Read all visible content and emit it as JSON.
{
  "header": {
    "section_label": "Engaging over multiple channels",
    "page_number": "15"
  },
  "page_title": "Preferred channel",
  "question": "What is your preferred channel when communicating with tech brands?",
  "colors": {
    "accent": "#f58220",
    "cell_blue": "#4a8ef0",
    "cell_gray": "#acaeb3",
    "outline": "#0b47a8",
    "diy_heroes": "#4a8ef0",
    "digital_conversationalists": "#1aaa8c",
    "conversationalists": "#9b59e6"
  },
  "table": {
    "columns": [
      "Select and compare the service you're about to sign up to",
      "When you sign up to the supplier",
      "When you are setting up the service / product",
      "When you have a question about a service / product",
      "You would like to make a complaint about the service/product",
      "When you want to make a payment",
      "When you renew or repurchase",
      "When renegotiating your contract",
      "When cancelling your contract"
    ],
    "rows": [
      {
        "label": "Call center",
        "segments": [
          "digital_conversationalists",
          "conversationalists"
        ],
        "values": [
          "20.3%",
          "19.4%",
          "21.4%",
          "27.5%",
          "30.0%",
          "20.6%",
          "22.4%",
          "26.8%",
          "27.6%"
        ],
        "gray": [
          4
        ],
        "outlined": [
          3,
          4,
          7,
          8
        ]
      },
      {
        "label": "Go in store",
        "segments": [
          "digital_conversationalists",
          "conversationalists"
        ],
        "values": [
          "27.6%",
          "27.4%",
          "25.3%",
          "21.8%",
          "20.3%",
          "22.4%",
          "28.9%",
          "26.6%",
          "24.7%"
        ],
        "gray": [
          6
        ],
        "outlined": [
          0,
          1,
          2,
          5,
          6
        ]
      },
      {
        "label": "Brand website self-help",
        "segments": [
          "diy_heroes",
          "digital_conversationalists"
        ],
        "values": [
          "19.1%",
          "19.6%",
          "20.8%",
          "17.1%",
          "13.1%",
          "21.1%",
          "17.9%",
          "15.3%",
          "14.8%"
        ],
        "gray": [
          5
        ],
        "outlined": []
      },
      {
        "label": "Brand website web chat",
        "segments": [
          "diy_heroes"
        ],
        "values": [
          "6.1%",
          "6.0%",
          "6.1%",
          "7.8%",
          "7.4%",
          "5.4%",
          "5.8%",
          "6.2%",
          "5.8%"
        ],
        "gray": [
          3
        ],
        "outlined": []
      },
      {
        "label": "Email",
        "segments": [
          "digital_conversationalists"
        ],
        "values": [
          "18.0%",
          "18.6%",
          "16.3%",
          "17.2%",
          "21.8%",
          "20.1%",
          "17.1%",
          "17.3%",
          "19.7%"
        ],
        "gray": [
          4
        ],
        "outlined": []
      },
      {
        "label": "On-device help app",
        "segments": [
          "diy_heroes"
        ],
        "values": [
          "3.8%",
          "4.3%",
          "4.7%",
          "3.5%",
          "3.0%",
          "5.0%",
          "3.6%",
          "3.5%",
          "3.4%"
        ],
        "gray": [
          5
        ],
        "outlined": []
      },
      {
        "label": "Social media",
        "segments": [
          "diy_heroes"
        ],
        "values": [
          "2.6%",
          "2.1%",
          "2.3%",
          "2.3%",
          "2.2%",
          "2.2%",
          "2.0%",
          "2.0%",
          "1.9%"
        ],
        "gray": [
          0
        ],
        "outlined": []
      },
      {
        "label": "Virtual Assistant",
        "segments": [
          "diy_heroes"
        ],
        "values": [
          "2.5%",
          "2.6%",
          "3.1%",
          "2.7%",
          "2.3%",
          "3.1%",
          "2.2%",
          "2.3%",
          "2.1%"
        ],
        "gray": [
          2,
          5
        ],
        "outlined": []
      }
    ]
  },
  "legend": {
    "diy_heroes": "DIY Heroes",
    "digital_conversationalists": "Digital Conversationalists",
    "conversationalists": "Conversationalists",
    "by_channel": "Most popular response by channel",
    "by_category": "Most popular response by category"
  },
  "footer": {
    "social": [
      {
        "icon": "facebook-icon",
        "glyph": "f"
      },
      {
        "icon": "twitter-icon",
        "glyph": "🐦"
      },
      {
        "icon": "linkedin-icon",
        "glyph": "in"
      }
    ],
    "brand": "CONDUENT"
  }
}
◇ ◇ ◇ ◇ ◇
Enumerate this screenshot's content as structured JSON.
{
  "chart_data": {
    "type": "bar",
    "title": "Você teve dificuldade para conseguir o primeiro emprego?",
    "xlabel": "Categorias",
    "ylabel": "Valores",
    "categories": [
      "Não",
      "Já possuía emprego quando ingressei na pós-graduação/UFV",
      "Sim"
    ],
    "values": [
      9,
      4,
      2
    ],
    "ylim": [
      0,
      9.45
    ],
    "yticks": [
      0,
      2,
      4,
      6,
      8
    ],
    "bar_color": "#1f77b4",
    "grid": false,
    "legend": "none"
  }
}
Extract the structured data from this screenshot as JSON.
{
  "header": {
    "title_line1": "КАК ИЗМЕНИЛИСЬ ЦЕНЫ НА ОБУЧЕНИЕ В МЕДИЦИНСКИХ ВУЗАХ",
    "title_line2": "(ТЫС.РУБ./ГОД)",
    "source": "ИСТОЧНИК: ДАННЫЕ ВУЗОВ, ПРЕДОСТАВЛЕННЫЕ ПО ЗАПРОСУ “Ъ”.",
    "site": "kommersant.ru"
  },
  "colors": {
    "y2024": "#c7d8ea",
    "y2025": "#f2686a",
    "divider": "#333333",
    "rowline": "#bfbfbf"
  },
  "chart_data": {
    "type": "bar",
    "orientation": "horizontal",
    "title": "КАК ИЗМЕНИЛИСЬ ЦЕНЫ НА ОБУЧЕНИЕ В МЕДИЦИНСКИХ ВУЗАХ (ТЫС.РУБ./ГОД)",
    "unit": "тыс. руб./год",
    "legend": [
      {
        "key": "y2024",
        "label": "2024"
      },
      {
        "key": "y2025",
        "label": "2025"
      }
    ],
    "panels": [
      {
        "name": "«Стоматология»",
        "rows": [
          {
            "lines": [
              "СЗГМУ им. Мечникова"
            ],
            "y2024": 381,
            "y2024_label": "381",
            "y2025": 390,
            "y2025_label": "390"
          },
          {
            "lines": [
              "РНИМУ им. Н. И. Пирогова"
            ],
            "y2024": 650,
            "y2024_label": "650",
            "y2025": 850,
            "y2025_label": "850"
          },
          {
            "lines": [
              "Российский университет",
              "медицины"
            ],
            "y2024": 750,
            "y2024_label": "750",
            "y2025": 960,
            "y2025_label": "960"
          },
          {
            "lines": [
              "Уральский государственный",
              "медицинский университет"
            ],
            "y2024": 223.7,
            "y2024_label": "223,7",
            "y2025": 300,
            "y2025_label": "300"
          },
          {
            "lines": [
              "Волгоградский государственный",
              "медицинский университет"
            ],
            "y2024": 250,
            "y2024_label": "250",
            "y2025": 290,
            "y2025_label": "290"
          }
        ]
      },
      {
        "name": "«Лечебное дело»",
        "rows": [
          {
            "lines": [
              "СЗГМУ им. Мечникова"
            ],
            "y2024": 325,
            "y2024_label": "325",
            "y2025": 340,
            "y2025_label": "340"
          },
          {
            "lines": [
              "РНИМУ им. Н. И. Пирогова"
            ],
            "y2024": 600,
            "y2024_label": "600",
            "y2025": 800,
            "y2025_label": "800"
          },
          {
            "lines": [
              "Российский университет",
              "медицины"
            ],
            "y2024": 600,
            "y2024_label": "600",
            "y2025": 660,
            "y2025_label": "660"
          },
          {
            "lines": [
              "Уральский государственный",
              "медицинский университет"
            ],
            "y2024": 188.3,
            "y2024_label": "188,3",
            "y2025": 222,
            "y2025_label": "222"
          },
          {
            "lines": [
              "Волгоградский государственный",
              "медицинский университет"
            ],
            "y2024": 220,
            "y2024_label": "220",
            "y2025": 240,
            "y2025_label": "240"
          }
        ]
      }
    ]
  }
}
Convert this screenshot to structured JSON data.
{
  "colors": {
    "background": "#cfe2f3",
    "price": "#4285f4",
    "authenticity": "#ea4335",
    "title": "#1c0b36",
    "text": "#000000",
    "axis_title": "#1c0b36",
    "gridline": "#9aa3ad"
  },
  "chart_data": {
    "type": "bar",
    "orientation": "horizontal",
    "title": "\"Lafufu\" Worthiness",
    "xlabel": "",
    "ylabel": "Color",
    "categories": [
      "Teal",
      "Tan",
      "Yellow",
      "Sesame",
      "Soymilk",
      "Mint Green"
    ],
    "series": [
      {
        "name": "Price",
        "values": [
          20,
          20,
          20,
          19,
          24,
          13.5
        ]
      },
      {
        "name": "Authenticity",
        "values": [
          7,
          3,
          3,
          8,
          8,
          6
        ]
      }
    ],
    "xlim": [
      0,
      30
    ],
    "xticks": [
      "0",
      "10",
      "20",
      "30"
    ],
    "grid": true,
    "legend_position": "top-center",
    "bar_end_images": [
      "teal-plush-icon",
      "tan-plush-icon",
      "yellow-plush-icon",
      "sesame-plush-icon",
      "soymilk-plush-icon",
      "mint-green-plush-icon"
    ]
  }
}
◇ ◇ ◇ ◇ ◇
GOAL —
Give only the count of lines in this material that contain the string "your".

ANSWER TO THIS TASK —
3